◆ Challenge ◆
Locate the string "JSON" throughout the material and copy every line in which it occurs.

═══ Data provided ═══

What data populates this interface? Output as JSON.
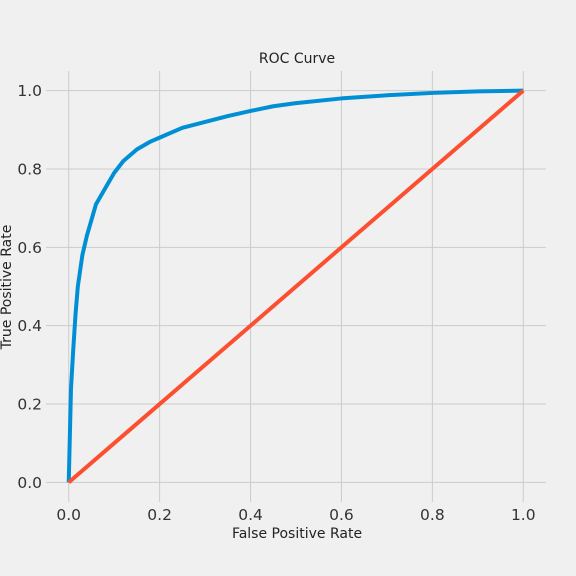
{
  "chart_data": {
    "type": "line",
    "title": "ROC Curve",
    "xlabel": "False Positive Rate",
    "ylabel": "True Positive Rate",
    "xlim": [
      -0.05,
      1.05
    ],
    "ylim": [
      -0.05,
      1.05
    ],
    "xticks": [
      0.0,
      0.2,
      0.4,
      0.6,
      0.8,
      1.0
    ],
    "yticks": [
      0.0,
      0.2,
      0.4,
      0.6,
      0.8,
      1.0
    ],
    "xtick_labels": [
      "0.0",
      "0.2",
      "0.4",
      "0.6",
      "0.8",
      "1.0"
    ],
    "ytick_labels": [
      "0.0",
      "0.2",
      "0.4",
      "0.6",
      "0.8",
      "1.0"
    ],
    "grid": true,
    "legend": "none",
    "series": [
      {
        "color": "#008fd5",
        "x": [
          0.0,
          0.005,
          0.01,
          0.015,
          0.02,
          0.03,
          0.04,
          0.05,
          0.06,
          0.08,
          0.1,
          0.12,
          0.15,
          0.18,
          0.2,
          0.25,
          0.3,
          0.35,
          0.4,
          0.45,
          0.5,
          0.6,
          0.7,
          0.8,
          0.9,
          1.0
        ],
        "y": [
          0.0,
          0.24,
          0.34,
          0.43,
          0.5,
          0.58,
          0.63,
          0.67,
          0.71,
          0.75,
          0.79,
          0.82,
          0.85,
          0.87,
          0.88,
          0.905,
          0.92,
          0.935,
          0.948,
          0.96,
          0.968,
          0.98,
          0.988,
          0.994,
          0.998,
          1.0
        ]
      },
      {
        "color": "#fc4f30",
        "x": [
          0.0,
          1.0
        ],
        "y": [
          0.0,
          1.0
        ]
      }
    ]
  }
}
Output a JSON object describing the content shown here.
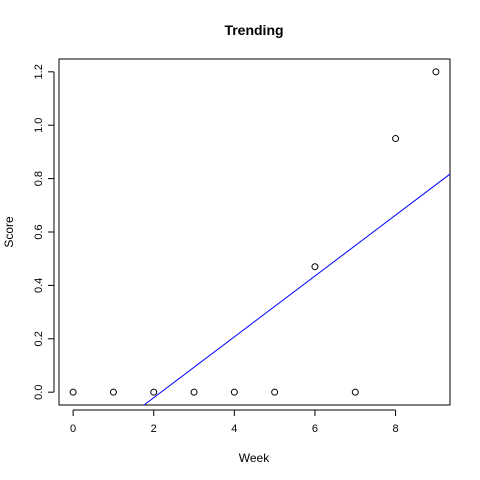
{
  "chart_data": {
    "type": "scatter",
    "title": "Trending",
    "xlabel": "Week",
    "ylabel": "Score",
    "xlim": [
      -0.35,
      9.35
    ],
    "ylim": [
      -0.048,
      1.248
    ],
    "xticks": [
      0,
      2,
      4,
      6,
      8
    ],
    "yticks": [
      0.0,
      0.2,
      0.4,
      0.6,
      0.8,
      1.0,
      1.2
    ],
    "xtick_labels": [
      "0",
      "2",
      "4",
      "6",
      "8"
    ],
    "ytick_labels": [
      "0.0",
      "0.2",
      "0.4",
      "0.6",
      "0.8",
      "1.0",
      "1.2"
    ],
    "grid": false,
    "series": [
      {
        "x": [
          0,
          1,
          2,
          3,
          4,
          5,
          6,
          7,
          8,
          9
        ],
        "y": [
          0,
          0,
          0,
          0,
          0,
          0,
          0.47,
          0,
          0.95,
          1.2
        ],
        "marker": "open-circle",
        "color": "#000000"
      }
    ],
    "trend_line": {
      "points": [
        [
          1.76,
          -0.048
        ],
        [
          9.35,
          0.817
        ]
      ],
      "color": "#0000ff"
    }
  }
}
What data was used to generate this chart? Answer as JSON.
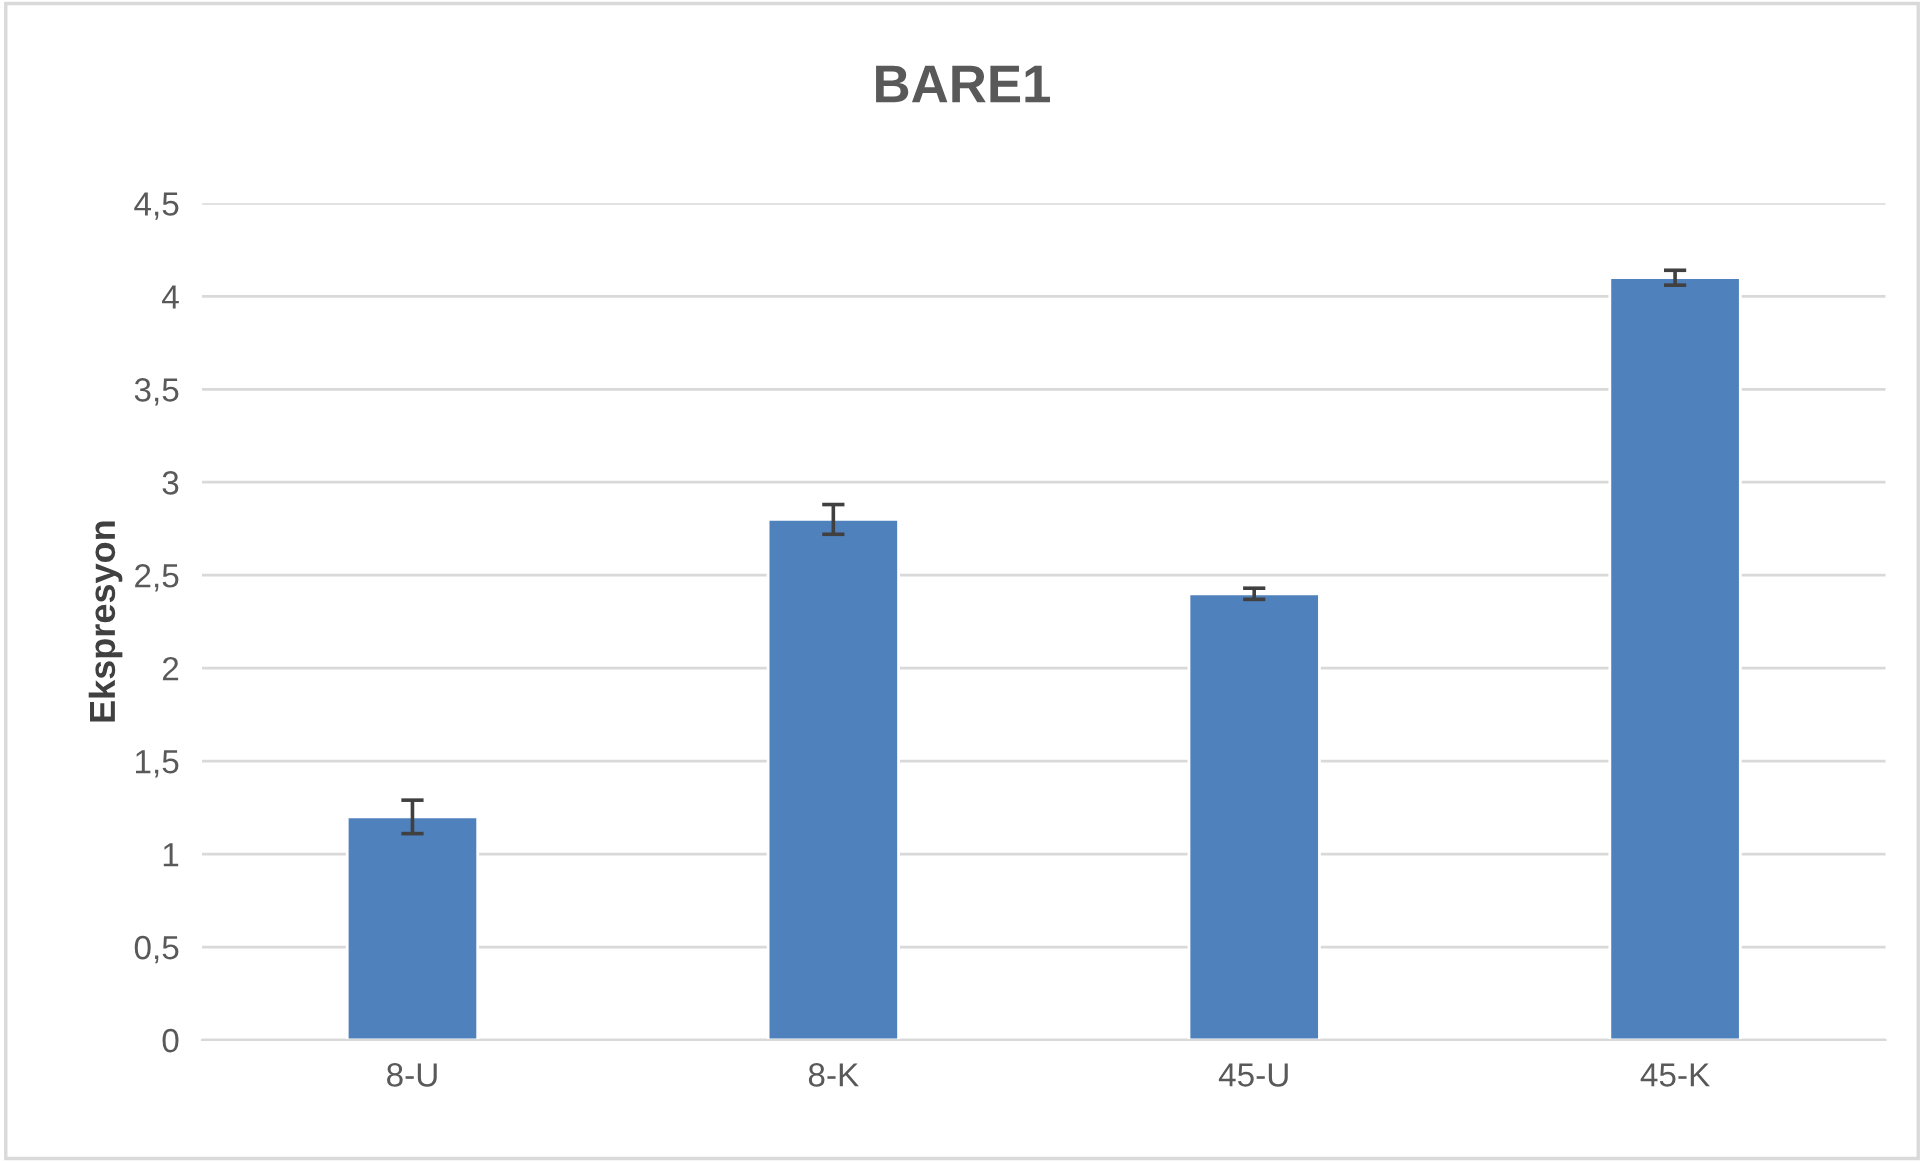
{
  "chart_data": {
    "type": "bar",
    "title": "BARE1",
    "ylabel": "Ekspresyon",
    "categories": [
      "8-U",
      "8-K",
      "45-U",
      "45-K"
    ],
    "values": [
      1.2,
      2.8,
      2.4,
      4.1
    ],
    "errors": [
      0.09,
      0.08,
      0.03,
      0.04
    ],
    "color": "#4f81bd",
    "ylim": [
      0,
      4.5
    ],
    "yticks": [
      0,
      {
        "value": 0.5,
        "label": "0,5"
      },
      1,
      {
        "value": 1.5,
        "label": "1,5"
      },
      2,
      {
        "value": 2.5,
        "label": "2,5"
      },
      3,
      {
        "value": 3.5,
        "label": "3,5"
      },
      4,
      {
        "value": 4.5,
        "label": "4,5"
      }
    ],
    "grid": "y"
  }
}
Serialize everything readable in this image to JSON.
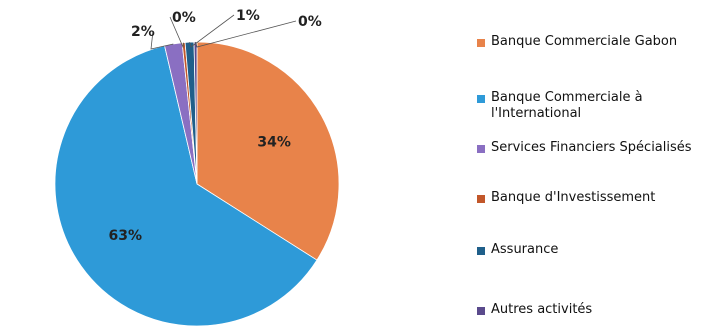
{
  "chart_data": {
    "type": "pie",
    "title": "",
    "slices": [
      {
        "label": "Banque Commerciale Gabon",
        "value": 34,
        "value_label": "34%",
        "color": "#e8834a"
      },
      {
        "label": "Banque Commerciale à l'International",
        "value": 63,
        "value_label": "63%",
        "color": "#2e9ad8"
      },
      {
        "label": "Services Financiers Spécialisés",
        "value": 2,
        "value_label": "2%",
        "color": "#8a6fc2"
      },
      {
        "label": "Banque d'Investissement",
        "value": 0,
        "value_label": "0%",
        "color": "#c2572a"
      },
      {
        "label": "Assurance",
        "value": 1,
        "value_label": "1%",
        "color": "#1f5f8a"
      },
      {
        "label": "Autres activités",
        "value": 0,
        "value_label": "0%",
        "color": "#5a4a8c"
      }
    ],
    "legend_position": "right"
  }
}
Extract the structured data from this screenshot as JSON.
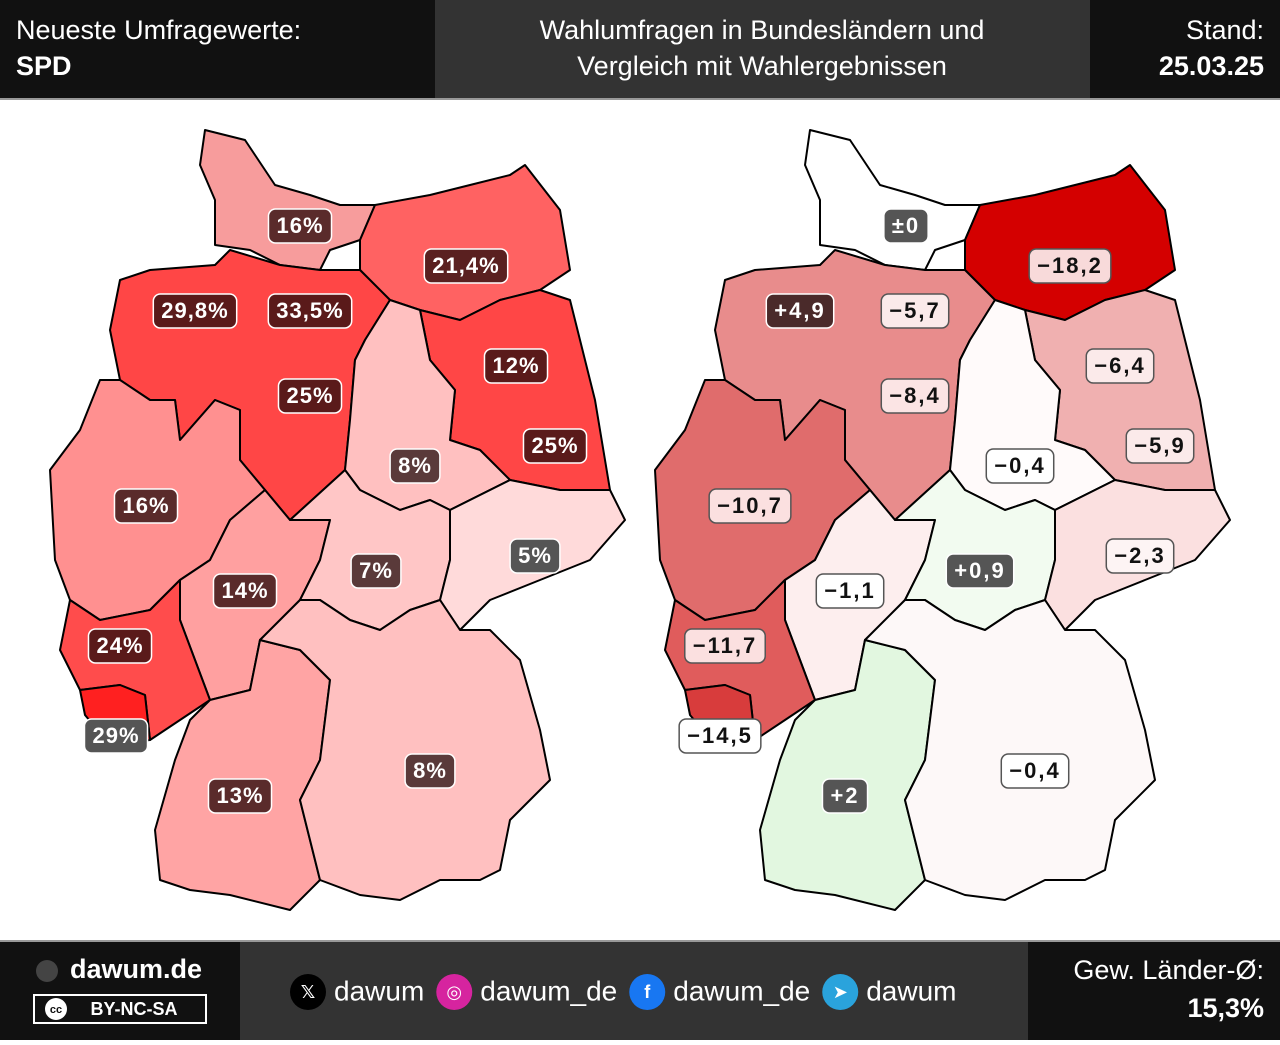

═══

◆ Exercise result ◆
What data populates this interface? Output as JSON.
Output a JSON object describing the content shown here.
What data was used to generate this chart? Answer as JSON.
Serialize everything readable in this image to JSON.
Extract the structured data from this screenshot as JSON.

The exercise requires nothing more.